> Task details
Copy out the entries exactly, from the first line to the last.

--- Extracted material ---

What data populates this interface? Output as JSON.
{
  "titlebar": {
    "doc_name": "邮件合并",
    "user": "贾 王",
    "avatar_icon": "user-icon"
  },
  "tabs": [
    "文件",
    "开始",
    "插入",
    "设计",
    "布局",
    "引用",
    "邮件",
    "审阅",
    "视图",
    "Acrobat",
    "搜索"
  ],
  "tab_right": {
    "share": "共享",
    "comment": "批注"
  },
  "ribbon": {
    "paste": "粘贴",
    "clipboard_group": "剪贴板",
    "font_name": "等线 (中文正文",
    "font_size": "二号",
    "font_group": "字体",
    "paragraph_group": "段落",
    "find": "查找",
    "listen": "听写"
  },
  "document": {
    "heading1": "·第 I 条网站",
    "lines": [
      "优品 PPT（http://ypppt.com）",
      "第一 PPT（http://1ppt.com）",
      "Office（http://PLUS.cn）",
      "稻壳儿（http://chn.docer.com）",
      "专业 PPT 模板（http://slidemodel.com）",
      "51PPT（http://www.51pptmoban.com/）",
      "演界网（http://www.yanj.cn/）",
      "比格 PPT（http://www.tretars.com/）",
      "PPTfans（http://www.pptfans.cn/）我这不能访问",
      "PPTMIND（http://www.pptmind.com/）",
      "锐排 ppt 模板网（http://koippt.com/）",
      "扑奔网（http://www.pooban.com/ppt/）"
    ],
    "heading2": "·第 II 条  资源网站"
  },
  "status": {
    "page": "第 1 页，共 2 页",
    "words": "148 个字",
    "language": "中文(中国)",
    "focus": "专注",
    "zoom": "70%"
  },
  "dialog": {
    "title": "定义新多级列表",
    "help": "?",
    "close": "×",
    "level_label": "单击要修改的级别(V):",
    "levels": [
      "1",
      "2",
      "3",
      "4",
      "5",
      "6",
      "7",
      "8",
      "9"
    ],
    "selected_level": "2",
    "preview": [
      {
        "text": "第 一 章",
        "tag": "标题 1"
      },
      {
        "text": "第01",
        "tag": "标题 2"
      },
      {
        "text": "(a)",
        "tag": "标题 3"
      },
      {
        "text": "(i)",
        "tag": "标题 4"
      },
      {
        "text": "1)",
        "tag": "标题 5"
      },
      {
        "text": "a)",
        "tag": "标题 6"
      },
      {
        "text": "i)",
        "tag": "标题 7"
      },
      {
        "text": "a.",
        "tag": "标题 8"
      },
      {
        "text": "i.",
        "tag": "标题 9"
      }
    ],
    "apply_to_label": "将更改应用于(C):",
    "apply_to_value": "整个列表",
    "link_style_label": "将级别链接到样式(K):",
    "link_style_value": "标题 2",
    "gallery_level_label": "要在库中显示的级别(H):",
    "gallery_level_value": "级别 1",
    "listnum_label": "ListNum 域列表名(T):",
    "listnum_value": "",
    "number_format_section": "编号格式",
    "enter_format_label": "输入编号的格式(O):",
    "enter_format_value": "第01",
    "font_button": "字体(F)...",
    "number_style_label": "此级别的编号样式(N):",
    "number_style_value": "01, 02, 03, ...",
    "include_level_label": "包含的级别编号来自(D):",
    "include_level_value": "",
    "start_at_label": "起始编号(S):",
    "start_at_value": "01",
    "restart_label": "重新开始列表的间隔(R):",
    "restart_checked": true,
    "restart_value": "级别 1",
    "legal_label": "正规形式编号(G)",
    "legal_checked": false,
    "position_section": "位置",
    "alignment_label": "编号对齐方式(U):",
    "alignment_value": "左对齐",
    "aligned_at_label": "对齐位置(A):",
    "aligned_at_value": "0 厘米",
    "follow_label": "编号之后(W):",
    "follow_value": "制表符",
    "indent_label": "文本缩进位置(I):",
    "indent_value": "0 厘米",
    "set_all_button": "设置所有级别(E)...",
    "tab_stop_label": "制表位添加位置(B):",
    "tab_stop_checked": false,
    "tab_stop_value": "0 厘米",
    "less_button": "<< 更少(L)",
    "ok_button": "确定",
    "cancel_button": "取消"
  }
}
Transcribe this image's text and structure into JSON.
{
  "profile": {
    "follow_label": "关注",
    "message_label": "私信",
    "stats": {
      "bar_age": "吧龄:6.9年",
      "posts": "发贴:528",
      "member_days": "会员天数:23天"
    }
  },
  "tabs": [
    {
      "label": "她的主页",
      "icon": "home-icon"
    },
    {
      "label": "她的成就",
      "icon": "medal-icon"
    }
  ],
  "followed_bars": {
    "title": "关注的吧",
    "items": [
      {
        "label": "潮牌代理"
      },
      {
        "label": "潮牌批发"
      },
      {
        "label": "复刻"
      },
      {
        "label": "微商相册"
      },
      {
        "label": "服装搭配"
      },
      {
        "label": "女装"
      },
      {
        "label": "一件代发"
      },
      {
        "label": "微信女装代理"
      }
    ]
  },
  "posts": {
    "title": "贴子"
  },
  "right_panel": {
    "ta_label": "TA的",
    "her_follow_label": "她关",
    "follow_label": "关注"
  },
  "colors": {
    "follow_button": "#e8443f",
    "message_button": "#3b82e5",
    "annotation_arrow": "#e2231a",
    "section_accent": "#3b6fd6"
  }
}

---

> The result
What data populates this interface? Output as JSON.
{
  "titlebar": {
    "doc_name": "邮件合并",
    "user": "贾 王",
    "avatar_icon": "user-icon"
  },
  "tabs": [
    "文件",
    "开始",
    "插入",
    "设计",
    "布局",
    "引用",
    "邮件",
    "审阅",
    "视图",
    "Acrobat",
    "搜索"
  ],
  "tab_right": {
    "share": "共享",
    "comment": "批注"
  },
  "ribbon": {
    "paste": "粘贴",
    "clipboard_group": "剪贴板",
    "font_name": "等线 (中文正文",
    "font_size": "二号",
    "font_group": "字体",
    "paragraph_group": "段落",
    "find": "查找",
    "listen": "听写"
  },
  "document": {
    "heading1": "·第 I 条网站",
    "lines": [
      "优品 PPT（http://ypppt.com）",
      "第一 PPT（http://1ppt.com）",
      "Office（http://PLUS.cn）",
      "稻壳儿（http://chn.docer.com）",
      "专业 PPT 模板（http://slidemodel.com）",
      "51PPT（http://www.51pptmoban.com/）",
      "演界网（http://www.yanj.cn/）",
      "比格 PPT（http://www.tretars.com/）",
      "PPTfans（http://www.pptfans.cn/）我这不能访问",
      "PPTMIND（http://www.pptmind.com/）",
      "锐排 ppt 模板网（http://koippt.com/）",
      "扑奔网（http://www.pooban.com/ppt/）"
    ],
    "heading2": "·第 II 条  资源网站"
  },
  "status": {
    "page": "第 1 页，共 2 页",
    "words": "148 个字",
    "language": "中文(中国)",
    "focus": "专注",
    "zoom": "70%"
  },
  "dialog": {
    "title": "定义新多级列表",
    "help": "?",
    "close": "×",
    "level_label": "单击要修改的级别(V):",
    "levels": [
      "1",
      "2",
      "3",
      "4",
      "5",
      "6",
      "7",
      "8",
      "9"
    ],
    "selected_level": "2",
    "preview": [
      {
        "text": "第 一 章",
        "tag": "标题 1"
      },
      {
        "text": "第01",
        "tag": "标题 2"
      },
      {
        "text": "(a)",
        "tag": "标题 3"
      },
      {
        "text": "(i)",
        "tag": "标题 4"
      },
      {
        "text": "1)",
        "tag": "标题 5"
      },
      {
        "text": "a)",
        "tag": "标题 6"
      },
      {
        "text": "i)",
        "tag": "标题 7"
      },
      {
        "text": "a.",
        "tag": "标题 8"
      },
      {
        "text": "i.",
        "tag": "标题 9"
      }
    ],
    "apply_to_label": "将更改应用于(C):",
    "apply_to_value": "整个列表",
    "link_style_label": "将级别链接到样式(K):",
    "link_style_value": "标题 2",
    "gallery_level_label": "要在库中显示的级别(H):",
    "gallery_level_value": "级别 1",
    "listnum_label": "ListNum 域列表名(T):",
    "listnum_value": "",
    "number_format_section": "编号格式",
    "enter_format_label": "输入编号的格式(O):",
    "enter_format_value": "第01",
    "font_button": "字体(F)...",
    "number_style_label": "此级别的编号样式(N):",
    "number_style_value": "01, 02, 03, ...",
    "include_level_label": "包含的级别编号来自(D):",
    "include_level_value": "",
    "start_at_label": "起始编号(S):",
    "start_at_value": "01",
    "restart_label": "重新开始列表的间隔(R):",
    "restart_checked": true,
    "restart_value": "级别 1",
    "legal_label": "正规形式编号(G)",
    "legal_checked": false,
    "position_section": "位置",
    "alignment_label": "编号对齐方式(U):",
    "alignment_value": "左对齐",
    "aligned_at_label": "对齐位置(A):",
    "aligned_at_value": "0 厘米",
    "follow_label": "编号之后(W):",
    "follow_value": "制表符",
    "indent_label": "文本缩进位置(I):",
    "indent_value": "0 厘米",
    "set_all_button": "设置所有级别(E)...",
    "tab_stop_label": "制表位添加位置(B):",
    "tab_stop_checked": false,
    "tab_stop_value": "0 厘米",
    "less_button": "<< 更少(L)",
    "ok_button": "确定",
    "cancel_button": "取消"
  }
}
Transcribe this image's text and structure into JSON.
{
  "profile": {
    "follow_label": "关注",
    "message_label": "私信",
    "stats": {
      "bar_age": "吧龄:6.9年",
      "posts": "发贴:528",
      "member_days": "会员天数:23天"
    }
  },
  "tabs": [
    {
      "label": "她的主页",
      "icon": "home-icon"
    },
    {
      "label": "她的成就",
      "icon": "medal-icon"
    }
  ],
  "followed_bars": {
    "title": "关注的吧",
    "items": [
      {
        "label": "潮牌代理"
      },
      {
        "label": "潮牌批发"
      },
      {
        "label": "复刻"
      },
      {
        "label": "微商相册"
      },
      {
        "label": "服装搭配"
      },
      {
        "label": "女装"
      },
      {
        "label": "一件代发"
      },
      {
        "label": "微信女装代理"
      }
    ]
  },
  "posts": {
    "title": "贴子"
  },
  "right_panel": {
    "ta_label": "TA的",
    "her_follow_label": "她关",
    "follow_label": "关注"
  },
  "colors": {
    "follow_button": "#e8443f",
    "message_button": "#3b82e5",
    "annotation_arrow": "#e2231a",
    "section_accent": "#3b6fd6"
  }
}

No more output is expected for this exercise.